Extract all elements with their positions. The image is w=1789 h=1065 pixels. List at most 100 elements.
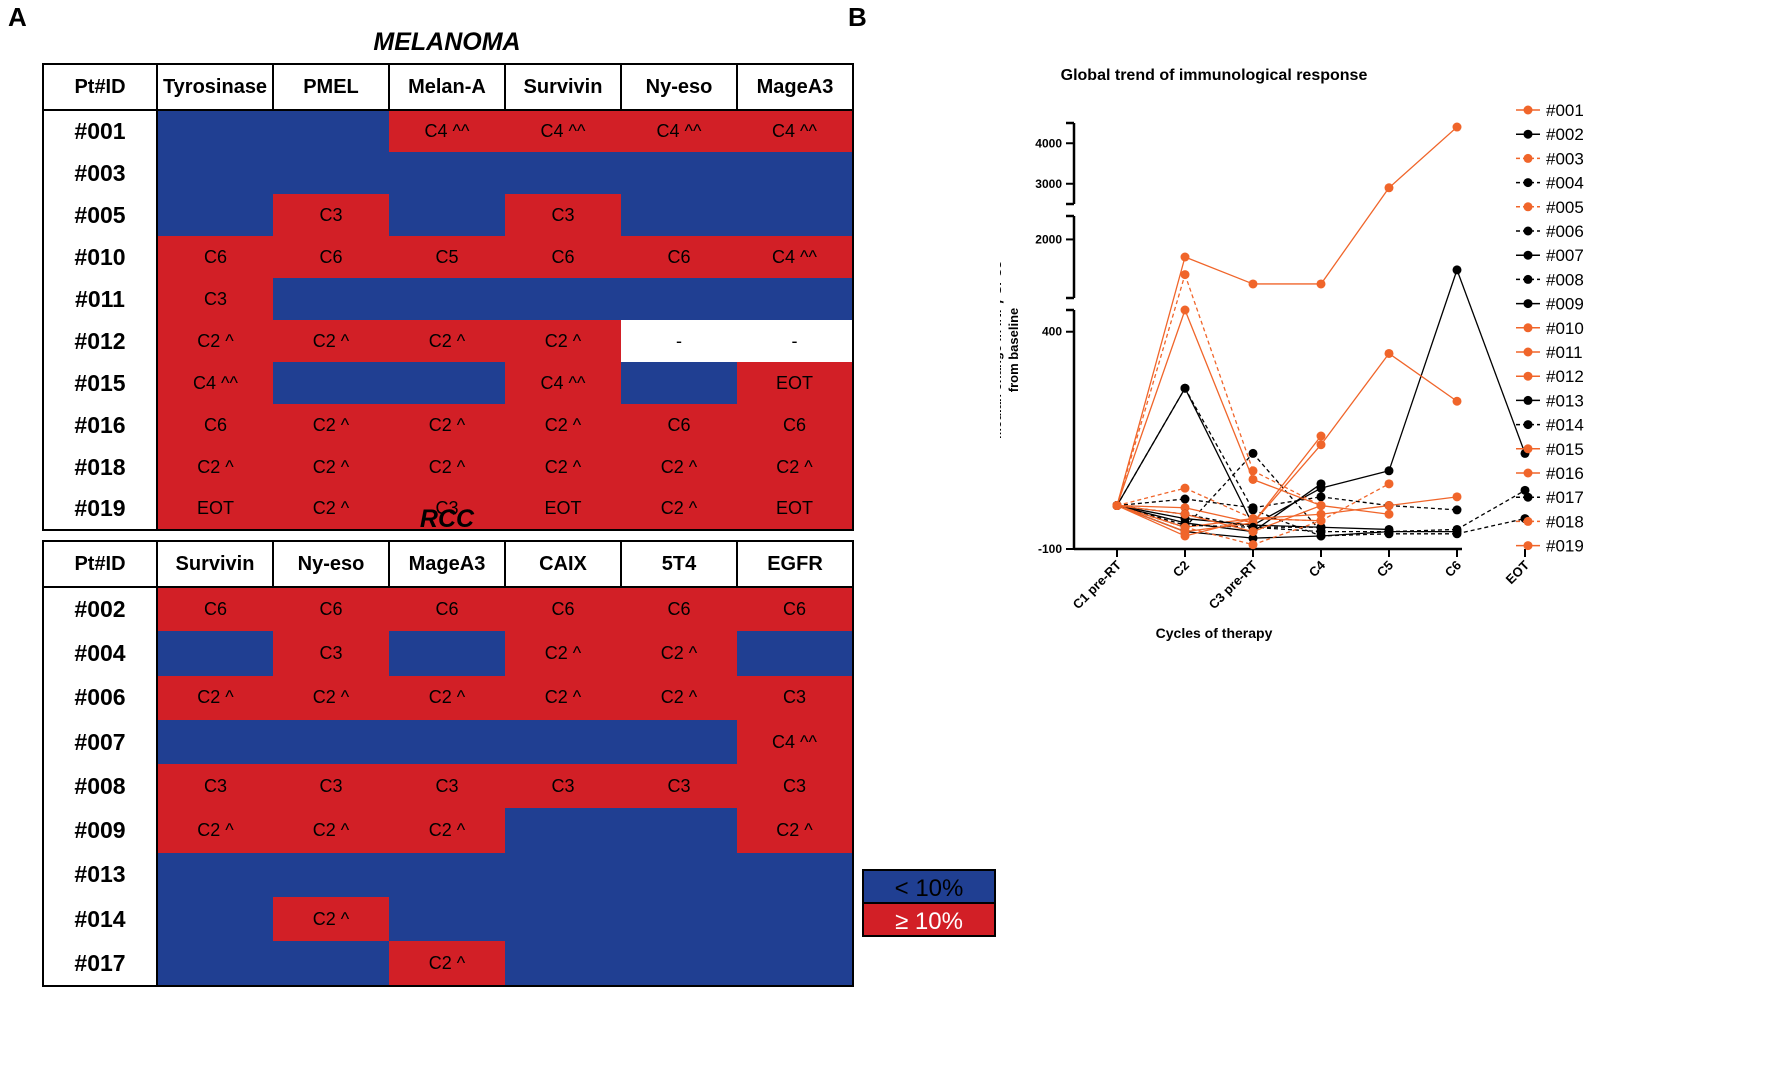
table-row: #012 C2 ^ C2 ^ C2 ^ C2 ^ - - — [42, 320, 854, 362]
series-line — [1116, 498, 1186, 507]
heat-cell: C6 — [621, 236, 737, 278]
series-line — [1320, 533, 1390, 537]
series-line — [1252, 526, 1322, 533]
heat-cell — [621, 278, 737, 320]
y-tick-label: 3000 — [1035, 177, 1062, 191]
heat-cell — [505, 278, 621, 320]
legend-marker — [1523, 516, 1533, 526]
heat-cell: C6 — [157, 587, 273, 632]
legend-marker — [1523, 420, 1533, 430]
data-point — [1180, 494, 1190, 504]
series-line — [1252, 520, 1322, 546]
heat-cell — [273, 110, 389, 152]
heat-cell — [737, 941, 854, 987]
data-point — [1316, 527, 1326, 537]
legend-label: #005 — [1546, 198, 1584, 217]
series-line — [1456, 489, 1526, 531]
heat-cell — [273, 719, 389, 765]
col-header: Melan-A — [388, 63, 506, 111]
data-point — [1452, 122, 1462, 132]
x-tick-label: C4 — [1306, 557, 1329, 580]
heat-cell — [621, 808, 737, 853]
table-row: #002 C6 C6 C6 C6 C6 C6 — [42, 587, 854, 632]
patient-id: #001 — [42, 110, 158, 152]
heat-cell: C2 ^ — [157, 446, 273, 488]
data-point — [1248, 533, 1258, 543]
heat-cell — [389, 278, 505, 320]
heat-cell — [157, 852, 273, 898]
series-line — [1184, 487, 1254, 520]
patient-id: #016 — [42, 404, 158, 446]
data-point — [1384, 479, 1394, 489]
patient-id: #017 — [42, 941, 158, 987]
data-point — [1384, 501, 1394, 511]
legend-label: #004 — [1546, 174, 1584, 193]
legend-marker — [1523, 153, 1533, 163]
series-line — [1320, 187, 1390, 285]
series-line — [1116, 309, 1186, 506]
heat-cell: C3 — [157, 764, 273, 809]
col-header: MageA3 — [736, 63, 854, 111]
heat-cell: EOT — [737, 362, 854, 404]
legend-label: #019 — [1546, 537, 1584, 556]
data-point — [1180, 531, 1190, 541]
table-row: #014 C2 ^ — [42, 897, 854, 942]
heat-cell: C2 ^ — [621, 631, 737, 676]
series-line — [1116, 387, 1186, 506]
heat-cell: C2 ^ — [737, 446, 854, 488]
heat-cell — [157, 719, 273, 765]
series-line — [1456, 269, 1526, 454]
series-line — [1456, 517, 1526, 535]
table-row: #006 C2 ^ C2 ^ C2 ^ C2 ^ C2 ^ C3 — [42, 675, 854, 720]
table-row: #011 C3 — [42, 278, 854, 320]
col-header: CAIX — [504, 540, 622, 588]
legend-label: #007 — [1546, 246, 1584, 265]
legend-label: #015 — [1546, 440, 1584, 459]
data-point — [1316, 501, 1326, 511]
heat-cell: C2 ^ — [389, 320, 505, 362]
table-row: #005 C3 C3 — [42, 194, 854, 236]
heat-cell — [389, 194, 505, 236]
data-point — [1452, 527, 1462, 537]
series-line — [1116, 504, 1186, 533]
series-line — [1252, 478, 1322, 507]
heat-cell — [621, 194, 737, 236]
legend-label: #012 — [1546, 367, 1584, 386]
heat-cell — [737, 852, 854, 898]
heat-cell: C4 ^^ — [505, 362, 621, 404]
series-line — [1320, 470, 1390, 489]
legend-label: #010 — [1546, 319, 1584, 338]
legend-label: #002 — [1546, 125, 1584, 144]
heat-cell: C5 — [389, 236, 505, 278]
heat-cell: C6 — [273, 236, 389, 278]
patient-id: #010 — [42, 236, 158, 278]
series-line — [1388, 352, 1458, 402]
data-point — [1248, 466, 1258, 476]
data-point — [1180, 252, 1190, 262]
series-line — [1184, 256, 1254, 285]
heat-cell: C3 — [621, 764, 737, 809]
patient-id: #006 — [42, 675, 158, 720]
series-line — [1252, 435, 1322, 524]
legend-marker — [1523, 371, 1533, 381]
heat-cell — [737, 194, 854, 236]
data-point — [1180, 383, 1190, 393]
heat-cell — [273, 152, 389, 194]
legend-label: #016 — [1546, 464, 1584, 483]
data-point — [1180, 270, 1190, 280]
heat-cell — [621, 941, 737, 987]
series-line — [1116, 487, 1186, 507]
heat-cell: C4 ^^ — [389, 110, 505, 152]
heat-cell: C6 — [389, 587, 505, 632]
heat-cell: C6 — [505, 587, 621, 632]
heat-cell: C2 ^ — [157, 808, 273, 853]
heat-cell: C2 ^ — [621, 675, 737, 720]
heat-cell: C6 — [505, 236, 621, 278]
data-point — [1248, 527, 1258, 537]
heat-cell: C6 — [273, 587, 389, 632]
melanoma-table: Pt#ID Tyrosinase PMEL Melan-A Survivin Ny-eso… — [42, 63, 854, 531]
series-line — [1184, 507, 1254, 524]
data-point — [1452, 492, 1462, 502]
legend-marker — [1523, 226, 1533, 236]
heat-cell: EOT — [157, 488, 273, 531]
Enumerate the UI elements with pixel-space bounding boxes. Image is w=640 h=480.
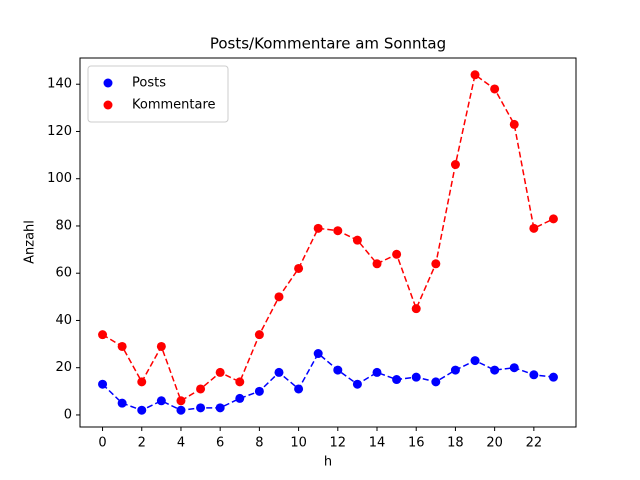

**WHAT THIS TASK INVOLVES**
Copy the lines of the listing word for word, starting at the line containing "table-row: #012 C2" and ending at the line containing "legend-label: #007 — [1546, 246, 1584, 265]", both included.

**RESPONSE**
table-row: #012 C2 ^ C2 ^ C2 ^ C2 ^ - - — [42, 320, 854, 362]
series-line — [1116, 498, 1186, 507]
heat-cell: C6 — [621, 236, 737, 278]
series-line — [1320, 533, 1390, 537]
series-line — [1252, 526, 1322, 533]
heat-cell — [621, 278, 737, 320]
y-tick-label: 3000 — [1035, 177, 1062, 191]
heat-cell — [505, 278, 621, 320]
legend-marker — [1523, 516, 1533, 526]
heat-cell: C6 — [157, 587, 273, 632]
legend-marker — [1523, 420, 1533, 430]
data-point — [1180, 494, 1190, 504]
series-line — [1252, 520, 1322, 546]
heat-cell — [273, 110, 389, 152]
heat-cell — [737, 941, 854, 987]
data-point — [1316, 527, 1326, 537]
legend-label: #005 — [1546, 198, 1584, 217]
series-line — [1456, 489, 1526, 531]
heat-cell — [273, 719, 389, 765]
col-header: Melan-A — [388, 63, 506, 111]
data-point — [1452, 122, 1462, 132]
x-tick-label: C4 — [1306, 557, 1329, 580]
heat-cell — [621, 808, 737, 853]
table-row: #002 C6 C6 C6 C6 C6 C6 — [42, 587, 854, 632]
patient-id: #001 — [42, 110, 158, 152]
heat-cell: C2 ^ — [157, 446, 273, 488]
data-point — [1248, 533, 1258, 543]
heat-cell — [389, 278, 505, 320]
heat-cell — [157, 852, 273, 898]
series-line — [1184, 487, 1254, 520]
patient-id: #016 — [42, 404, 158, 446]
data-point — [1384, 479, 1394, 489]
patient-id: #017 — [42, 941, 158, 987]
data-point — [1384, 501, 1394, 511]
legend-label: #004 — [1546, 174, 1584, 193]
legend-marker — [1523, 153, 1533, 163]
series-line — [1320, 187, 1390, 285]
series-line — [1116, 309, 1186, 506]
heat-cell: C3 — [157, 764, 273, 809]
col-header: MageA3 — [736, 63, 854, 111]
heat-cell: EOT — [737, 362, 854, 404]
legend-label: #019 — [1546, 537, 1584, 556]
data-point — [1180, 531, 1190, 541]
table-row: #014 C2 ^ — [42, 897, 854, 942]
heat-cell: C2 ^ — [621, 631, 737, 676]
series-line — [1116, 387, 1186, 506]
heat-cell: C2 ^ — [737, 446, 854, 488]
heat-cell — [157, 719, 273, 765]
series-line — [1456, 269, 1526, 454]
series-line — [1456, 517, 1526, 535]
table-row: #006 C2 ^ C2 ^ C2 ^ C2 ^ C2 ^ C3 — [42, 675, 854, 720]
table-row: #011 C3 — [42, 278, 854, 320]
col-header: CAIX — [504, 540, 622, 588]
legend-label: #007 — [1546, 246, 1584, 265]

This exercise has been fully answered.